Task directions — Can you write out all the lines word for word, with no pictures?

Data section —
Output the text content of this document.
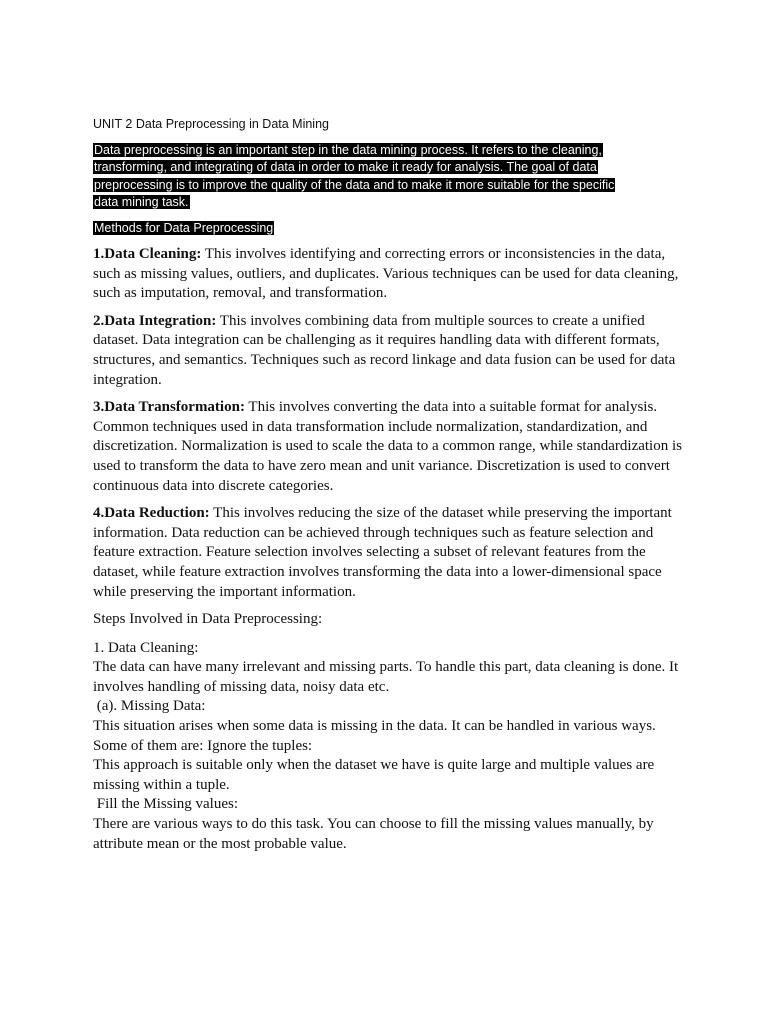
UNIT 2 Data Preprocessing in Data Mining
Data preprocessing is an important step in the data mining process. It refers to the cleaning, transforming, and integrating of data in order to make it ready for analysis. The goal of data preprocessing is to improve the quality of the data and to make it more suitable for the specific data mining task.
Methods for Data Preprocessing
1.Data Cleaning: This involves identifying and correcting errors or inconsistencies in the data, such as missing values, outliers, and duplicates. Various techniques can be used for data cleaning, such as imputation, removal, and transformation.
2.Data Integration: This involves combining data from multiple sources to create a unified dataset. Data integration can be challenging as it requires handling data with different formats, structures, and semantics. Techniques such as record linkage and data fusion can be used for data integration.
3.Data Transformation: This involves converting the data into a suitable format for analysis. Common techniques used in data transformation include normalization, standardization, and discretization. Normalization is used to scale the data to a common range, while standardization is used to transform the data to have zero mean and unit variance. Discretization is used to convert continuous data into discrete categories.
4.Data Reduction: This involves reducing the size of the dataset while preserving the important information. Data reduction can be achieved through techniques such as feature selection and feature extraction. Feature selection involves selecting a subset of relevant features from the dataset, while feature extraction involves transforming the data into a lower-dimensional space while preserving the important information.
Steps Involved in Data Preprocessing:
1. Data Cleaning:
The data can have many irrelevant and missing parts. To handle this part, data cleaning is done. It involves handling of missing data, noisy data etc.
(a). Missing Data:
This situation arises when some data is missing in the data. It can be handled in various ways.
Some of them are: Ignore the tuples:
This approach is suitable only when the dataset we have is quite large and multiple values are missing within a tuple.
Fill the Missing values:
There are various ways to do this task. You can choose to fill the missing values manually, by attribute mean or the most probable value.
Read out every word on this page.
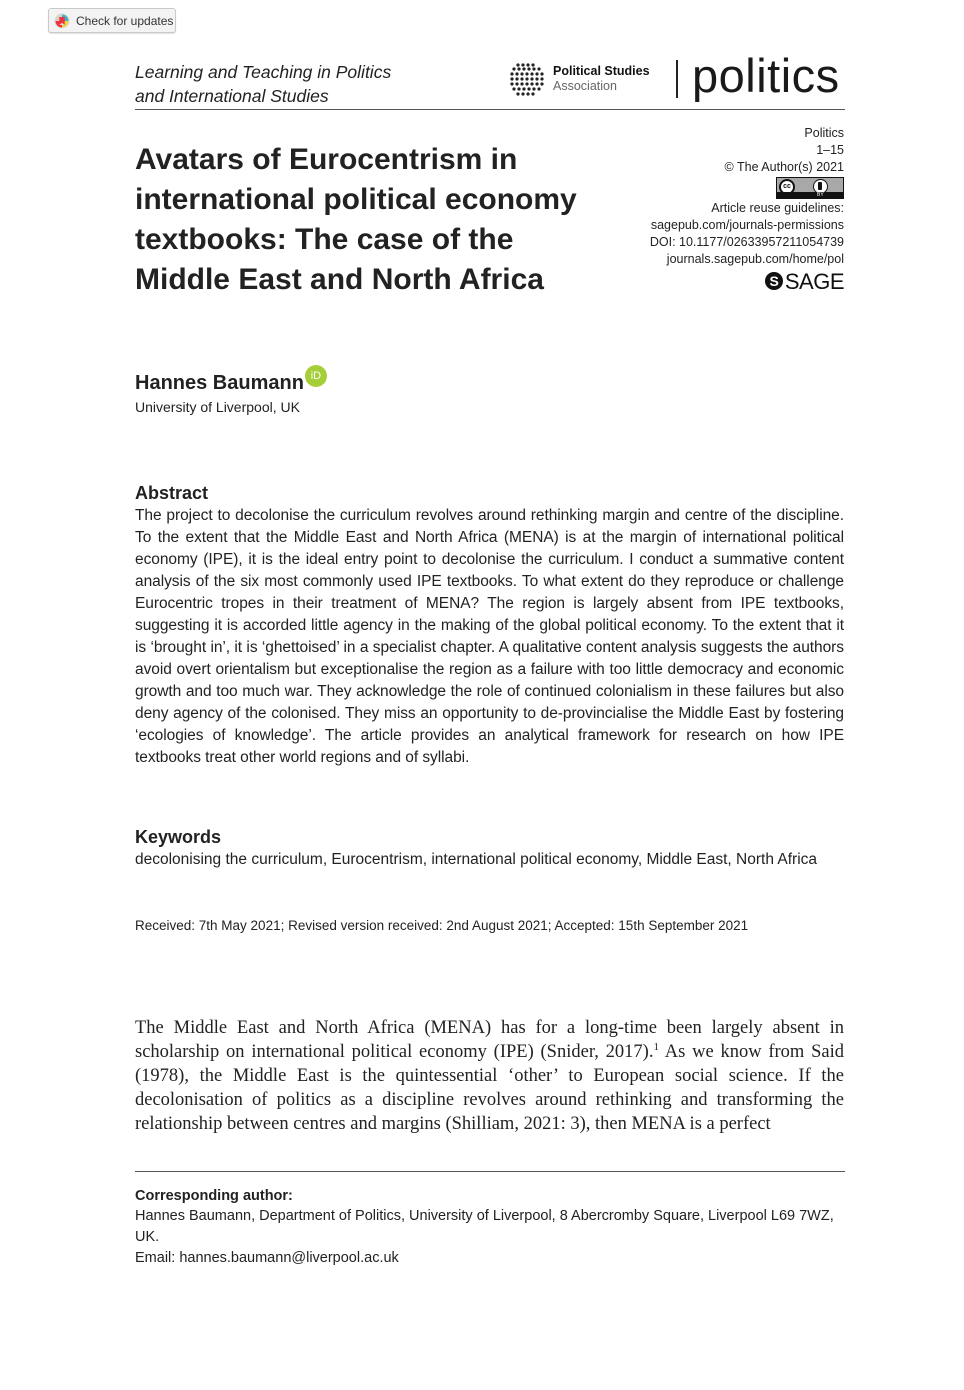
Check for updates
Learning and Teaching in Politics
and International Studies
Political Studies
Association	politics
Avatars of Eurocentrism in international political economy textbooks: The case of the Middle East and North Africa
Politics
1–15
© The Author(s) 2021
cc
BY
Article reuse guidelines:
sagepub.com/journals-permissions
DOI: 10.1177/02633957211054739
journals.sagepub.com/home/pol
S SAGE
Hannes Baumann iD
University of Liverpool, UK
Abstract
The project to decolonise the curriculum revolves around rethinking margin and centre of the discipline. To the extent that the Middle East and North Africa (MENA) is at the margin of international political economy (IPE), it is the ideal entry point to decolonise the curriculum. I conduct a summative content analysis of the six most commonly used IPE textbooks. To what extent do they reproduce or challenge Eurocentric tropes in their treatment of MENA? The region is largely absent from IPE textbooks, suggesting it is accorded little agency in the making of the global political economy. To the extent that it is ‘brought in’, it is ‘ghettoised’ in a specialist chapter. A qualitative content analysis suggests the authors avoid overt orientalism but exceptionalise the region as a failure with too little democracy and economic growth and too much war. They acknowledge the role of continued colonialism in these failures but also deny agency of the colonised. They miss an opportunity to de-provincialise the Middle East by fostering ‘ecologies of knowledge’. The article provides an analytical framework for research on how IPE textbooks treat other world regions and of syllabi.
Keywords
decolonising the curriculum, Eurocentrism, international political economy, Middle East, North Africa
Received: 7th May 2021; Revised version received: 2nd August 2021; Accepted: 15th September 2021
The Middle East and North Africa (MENA) has for a long-time been largely absent in scholarship on international political economy (IPE) (Snider, 2017).$^1$ As we know from Said (1978), the Middle East is the quintessential ‘other’ to European social science. If the decolonisation of politics as a discipline revolves around rethinking and transforming the relationship between centres and margins (Shilliam, 2021: 3), then MENA is a perfect
Corresponding author:
Hannes Baumann, Department of Politics, University of Liverpool, 8 Abercromby Square, Liverpool L69 7WZ, UK.
Email: hannes.baumann@liverpool.ac.uk
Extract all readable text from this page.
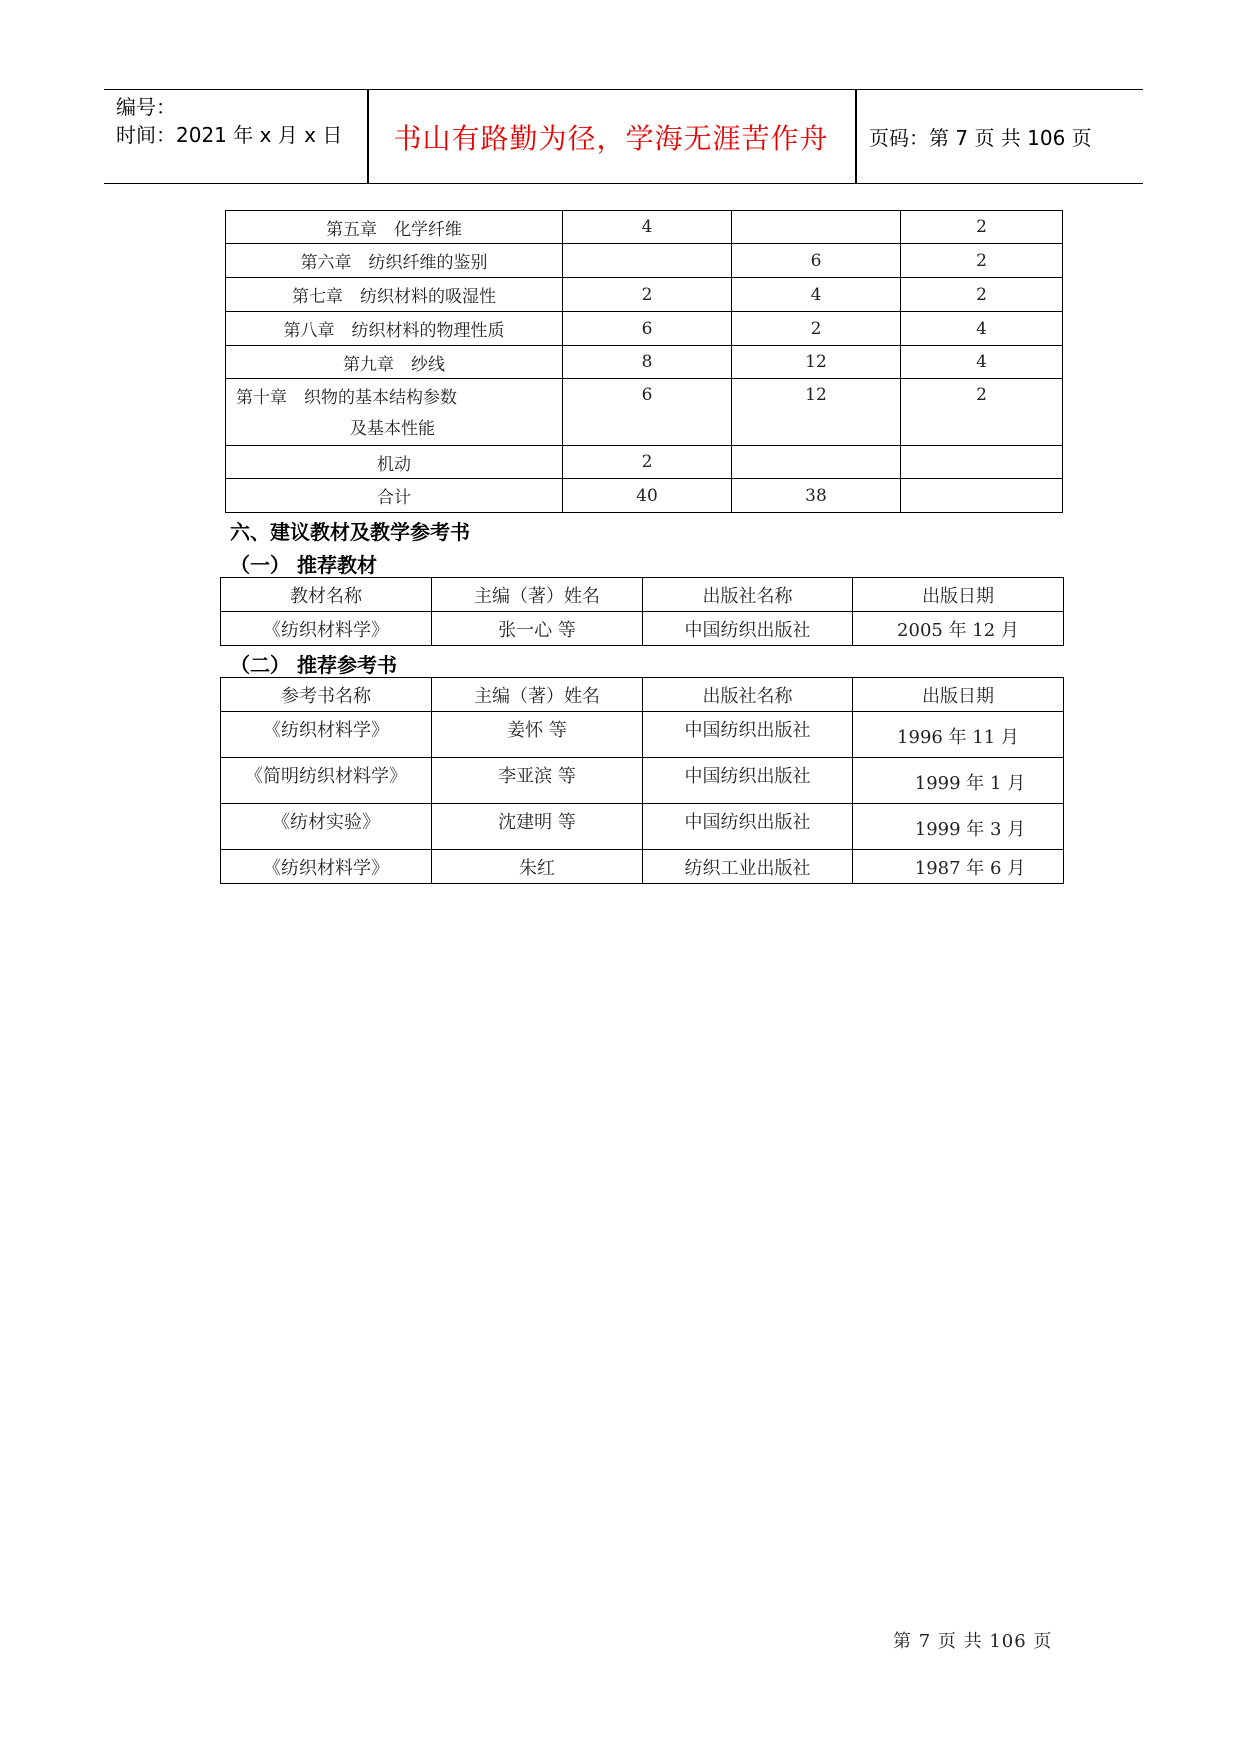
编号：
时间：2021 年 x 月 x 日	书山有路勤为径，学海无涯苦作舟	页码：第 7 页 共 106 页
第五章　化学纤维	4		2
第六章　纺织纤维的鉴别		6	2
第七章　纺织材料的吸湿性	2	4	2
第八章　纺织材料的物理性质	6	2	4
第九章　纱线	8	12	4

第十章　织物的基本结构参数
及基本性能	6	12	2
机动	2		
合计	40	38	
六、建议教材及教学参考书
（一） 推荐教材
教材名称	主编（著）姓名	出版社名称	出版日期
《纺织材料学》	张一心 等	中国纺织出版社	2005 年 12 月
（二） 推荐参考书
参考书名称	主编（著）姓名	出版社名称	出版日期
《纺织材料学》	姜怀 等	中国纺织出版社	1996 年 11 月
《简明纺织材料学》	李亚滨 等	中国纺织出版社	1999 年 1 月
《纺材实验》	沈建明 等	中国纺织出版社	1999 年 3 月
《纺织材料学》	朱红	纺织工业出版社	1987 年 6 月
第 7 页 共 106 页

Task result —
Output the text content of this document.
UNIT 2 Data Preprocessing in Data Mining
Data preprocessing is an important step in the data mining process. It refers to the cleaning, transforming, and integrating of data in order to make it ready for analysis. The goal of data preprocessing is to improve the quality of the data and to make it more suitable for the specific data mining task.
Methods for Data Preprocessing
1.Data Cleaning: This involves identifying and correcting errors or inconsistencies in the data, such as missing values, outliers, and duplicates. Various techniques can be used for data cleaning, such as imputation, removal, and transformation.
2.Data Integration: This involves combining data from multiple sources to create a unified dataset. Data integration can be challenging as it requires handling data with different formats, structures, and semantics. Techniques such as record linkage and data fusion can be used for data integration.
3.Data Transformation: This involves converting the data into a suitable format for analysis. Common techniques used in data transformation include normalization, standardization, and discretization. Normalization is used to scale the data to a common range, while standardization is used to transform the data to have zero mean and unit variance. Discretization is used to convert continuous data into discrete categories.
4.Data Reduction: This involves reducing the size of the dataset while preserving the important information. Data reduction can be achieved through techniques such as feature selection and feature extraction. Feature selection involves selecting a subset of relevant features from the dataset, while feature extraction involves transforming the data into a lower-dimensional space while preserving the important information.
Steps Involved in Data Preprocessing:
1. Data Cleaning:
The data can have many irrelevant and missing parts. To handle this part, data cleaning is done. It involves handling of missing data, noisy data etc.
(a). Missing Data:
This situation arises when some data is missing in the data. It can be handled in various ways.
Some of them are: Ignore the tuples:
This approach is suitable only when the dataset we have is quite large and multiple values are missing within a tuple.
Fill the Missing values:
There are various ways to do this task. You can choose to fill the missing values manually, by attribute mean or the most probable value.
Read out every word on this page.
Check for updates
Learning and Teaching in Politics
and International Studies
Political Studies
Association	politics
Avatars of Eurocentrism in international political economy textbooks: The case of the Middle East and North Africa
Politics
1–15
© The Author(s) 2021
cc
BY
Article reuse guidelines:
sagepub.com/journals-permissions
DOI: 10.1177/02633957211054739
journals.sagepub.com/home/pol
S SAGE
Hannes Baumann iD
University of Liverpool, UK
Abstract
The project to decolonise the curriculum revolves around rethinking margin and centre of the discipline. To the extent that the Middle East and North Africa (MENA) is at the margin of international political economy (IPE), it is the ideal entry point to decolonise the curriculum. I conduct a summative content analysis of the six most commonly used IPE textbooks. To what extent do they reproduce or challenge Eurocentric tropes in their treatment of MENA? The region is largely absent from IPE textbooks, suggesting it is accorded little agency in the making of the global political economy. To the extent that it is ‘brought in’, it is ‘ghettoised’ in a specialist chapter. A qualitative content analysis suggests the authors avoid overt orientalism but exceptionalise the region as a failure with too little democracy and economic growth and too much war. They acknowledge the role of continued colonialism in these failures but also deny agency of the colonised. They miss an opportunity to de-provincialise the Middle East by fostering ‘ecologies of knowledge’. The article provides an analytical framework for research on how IPE textbooks treat other world regions and of syllabi.
Keywords
decolonising the curriculum, Eurocentrism, international political economy, Middle East, North Africa
Received: 7th May 2021; Revised version received: 2nd August 2021; Accepted: 15th September 2021
The Middle East and North Africa (MENA) has for a long-time been largely absent in scholarship on international political economy (IPE) (Snider, 2017).$^1$ As we know from Said (1978), the Middle East is the quintessential ‘other’ to European social science. If the decolonisation of politics as a discipline revolves around rethinking and transforming the relationship between centres and margins (Shilliam, 2021: 3), then MENA is a perfect
Corresponding author:
Hannes Baumann, Department of Politics, University of Liverpool, 8 Abercromby Square, Liverpool L69 7WZ, UK.
Email: hannes.baumann@liverpool.ac.uk
Extract all readable text from this page.
编号：
时间：2021 年 x 月 x 日	书山有路勤为径，学海无涯苦作舟	页码：第 7 页 共 106 页
第五章　化学纤维	4		2
第六章　纺织纤维的鉴别		6	2
第七章　纺织材料的吸湿性	2	4	2
第八章　纺织材料的物理性质	6	2	4
第九章　纱线	8	12	4

第十章　织物的基本结构参数
及基本性能	6	12	2
机动	2		
合计	40	38	
六、建议教材及教学参考书
（一） 推荐教材
教材名称	主编（著）姓名	出版社名称	出版日期
《纺织材料学》	张一心 等	中国纺织出版社	2005 年 12 月
（二） 推荐参考书
参考书名称	主编（著）姓名	出版社名称	出版日期
《纺织材料学》	姜怀 等	中国纺织出版社	1996 年 11 月
《简明纺织材料学》	李亚滨 等	中国纺织出版社	1999 年 1 月
《纺材实验》	沈建明 等	中国纺织出版社	1999 年 3 月
《纺织材料学》	朱红	纺织工业出版社	1987 年 6 月
第 7 页 共 106 页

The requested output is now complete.